→ **Requirement**: Show each line of the data below that has the string "color" in it.

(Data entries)
>>>>>
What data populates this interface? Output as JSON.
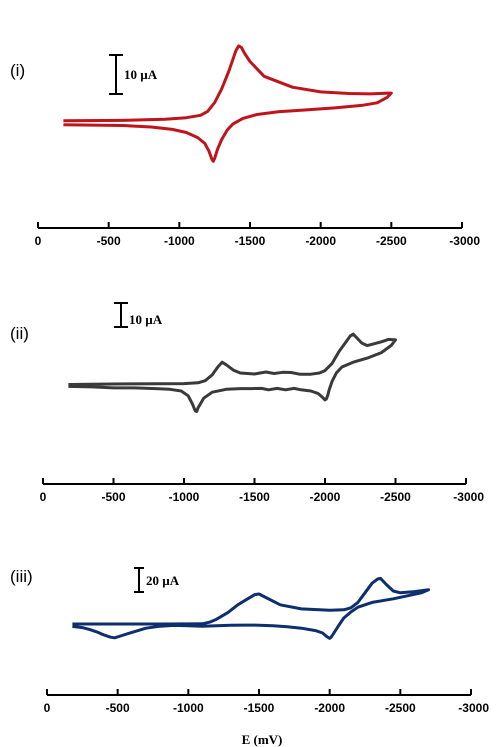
{
  "xlabel": "E (mV)",
  "chart_data": [
    {
      "type": "line",
      "panel_label": "(i)",
      "scale_bar_label": "10 µA",
      "color": "#c0141c",
      "xlim": [
        0,
        -3000
      ],
      "xticks": [
        0,
        -500,
        -1000,
        -1500,
        -2000,
        -2500,
        -3000
      ],
      "tick_labels": [
        "0",
        "-500",
        "-1000",
        "-1500",
        "-2000",
        "-2500",
        "-3000"
      ],
      "series": [
        {
          "values_note": "",
          "x": [
            -180,
            -600,
            -900,
            -1050,
            -1150,
            -1200,
            -1250,
            -1300,
            -1350,
            -1400,
            -1420,
            -1440,
            -1460,
            -1500,
            -1600,
            -1800,
            -2000,
            -2200,
            -2350,
            -2420,
            -2470,
            -2500,
            -2470,
            -2400,
            -2300,
            -2100,
            -1900,
            -1700,
            -1550,
            -1450,
            -1380,
            -1340,
            -1300,
            -1270,
            -1250,
            -1240,
            -1230,
            -1210,
            -1180,
            -1130,
            -1050,
            -950,
            -800,
            -600,
            -180
          ],
          "y": [
            -0.2,
            -0.1,
            0.2,
            0.6,
            1.2,
            2.2,
            4.5,
            8.0,
            12.5,
            17.8,
            19.0,
            18.6,
            17.2,
            15.0,
            11.2,
            8.4,
            7.2,
            6.8,
            6.7,
            6.8,
            6.9,
            6.9,
            5.8,
            4.4,
            3.8,
            3.1,
            2.6,
            2.1,
            1.4,
            0.4,
            -1.0,
            -2.5,
            -5.0,
            -7.5,
            -9.8,
            -10.6,
            -10.0,
            -8.0,
            -6.0,
            -4.5,
            -3.2,
            -2.4,
            -1.8,
            -1.4,
            -1.2
          ]
        }
      ]
    },
    {
      "type": "line",
      "panel_label": "(ii)",
      "scale_bar_label": "10 µA",
      "color": "#3a3a3a",
      "xlim": [
        0,
        -3000
      ],
      "xticks": [
        0,
        -500,
        -1000,
        -1500,
        -2000,
        -2500,
        -3000
      ],
      "tick_labels": [
        "0",
        "-500",
        "-1000",
        "-1500",
        "-2000",
        "-2500",
        "-3000"
      ],
      "series": [
        {
          "x": [
            -180,
            -500,
            -800,
            -1000,
            -1100,
            -1150,
            -1200,
            -1240,
            -1270,
            -1300,
            -1350,
            -1400,
            -1500,
            -1580,
            -1640,
            -1700,
            -1760,
            -1820,
            -1900,
            -1960,
            -2000,
            -2050,
            -2100,
            -2150,
            -2180,
            -2200,
            -2220,
            -2260,
            -2300,
            -2350,
            -2400,
            -2450,
            -2500,
            -2470,
            -2400,
            -2300,
            -2200,
            -2120,
            -2080,
            -2050,
            -2030,
            -2020,
            -2010,
            -2000,
            -1980,
            -1950,
            -1900,
            -1830,
            -1780,
            -1720,
            -1660,
            -1600,
            -1550,
            -1480,
            -1400,
            -1300,
            -1200,
            -1140,
            -1100,
            -1090,
            -1080,
            -1060,
            -1030,
            -980,
            -900,
            -800,
            -650,
            -500,
            -350,
            -180
          ],
          "y": [
            0.2,
            0.4,
            0.5,
            0.6,
            0.9,
            1.8,
            4.2,
            7.5,
            9.5,
            8.4,
            6.2,
            5.0,
            4.6,
            5.4,
            4.8,
            5.3,
            5.2,
            4.5,
            4.5,
            5.0,
            6.0,
            9.0,
            14.0,
            18.0,
            20.5,
            21.2,
            20.0,
            17.5,
            16.4,
            17.2,
            18.0,
            19.0,
            18.8,
            16.5,
            13.5,
            11.2,
            9.5,
            7.5,
            5.0,
            1.5,
            -2.0,
            -4.2,
            -5.8,
            -6.2,
            -5.0,
            -3.5,
            -2.5,
            -2.0,
            -1.4,
            -2.0,
            -1.4,
            -2.0,
            -1.4,
            -1.5,
            -1.5,
            -1.8,
            -3.0,
            -5.5,
            -9.5,
            -11.0,
            -10.8,
            -8.0,
            -4.5,
            -2.5,
            -1.8,
            -1.5,
            -1.2,
            -1.2,
            -0.8,
            -0.6
          ]
        }
      ]
    },
    {
      "type": "line",
      "panel_label": "(iii)",
      "scale_bar_label": "20 µA",
      "color": "#0d2f6e",
      "xlim": [
        0,
        -3000
      ],
      "xticks": [
        0,
        -500,
        -1000,
        -1500,
        -2000,
        -2500,
        -3000
      ],
      "tick_labels": [
        "0",
        "-500",
        "-1000",
        "-1500",
        "-2000",
        "-2500",
        "-3000"
      ],
      "series": [
        {
          "x": [
            -180,
            -500,
            -800,
            -1000,
            -1100,
            -1150,
            -1200,
            -1280,
            -1350,
            -1420,
            -1470,
            -1500,
            -1550,
            -1650,
            -1800,
            -2000,
            -2100,
            -2150,
            -2200,
            -2250,
            -2300,
            -2340,
            -2360,
            -2400,
            -2450,
            -2500,
            -2600,
            -2700,
            -2650,
            -2550,
            -2450,
            -2300,
            -2200,
            -2150,
            -2100,
            -2060,
            -2030,
            -2010,
            -2000,
            -1980,
            -1950,
            -1900,
            -1800,
            -1700,
            -1600,
            -1500,
            -1400,
            -1300,
            -1200,
            -1100,
            -1000,
            -900,
            -800,
            -700,
            -600,
            -520,
            -480,
            -450,
            -400,
            -350,
            -300,
            -250,
            -180
          ],
          "y": [
            0.0,
            0.0,
            0.0,
            0.1,
            0.2,
            1.5,
            4.0,
            9.5,
            16.0,
            21.0,
            24.5,
            25.0,
            22.0,
            16.0,
            12.6,
            11.4,
            11.8,
            13.5,
            18.0,
            26.0,
            34.0,
            37.5,
            38.0,
            33.0,
            27.5,
            26.0,
            27.0,
            28.5,
            26.0,
            23.5,
            21.0,
            18.0,
            14.0,
            10.0,
            5.0,
            -2.0,
            -7.5,
            -11.0,
            -12.0,
            -10.5,
            -7.5,
            -5.5,
            -3.5,
            -2.3,
            -1.5,
            -1.0,
            -0.9,
            -1.1,
            -1.5,
            -1.8,
            -1.5,
            -1.2,
            -1.8,
            -3.5,
            -7.0,
            -10.0,
            -11.5,
            -11.0,
            -9.0,
            -6.5,
            -4.5,
            -3.0,
            -2.0
          ]
        }
      ]
    }
  ]
}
<<<<<
→ **Task response**:
      "color": "#c0141c",
      "color": "#3a3a3a",
      "color": "#0d2f6e",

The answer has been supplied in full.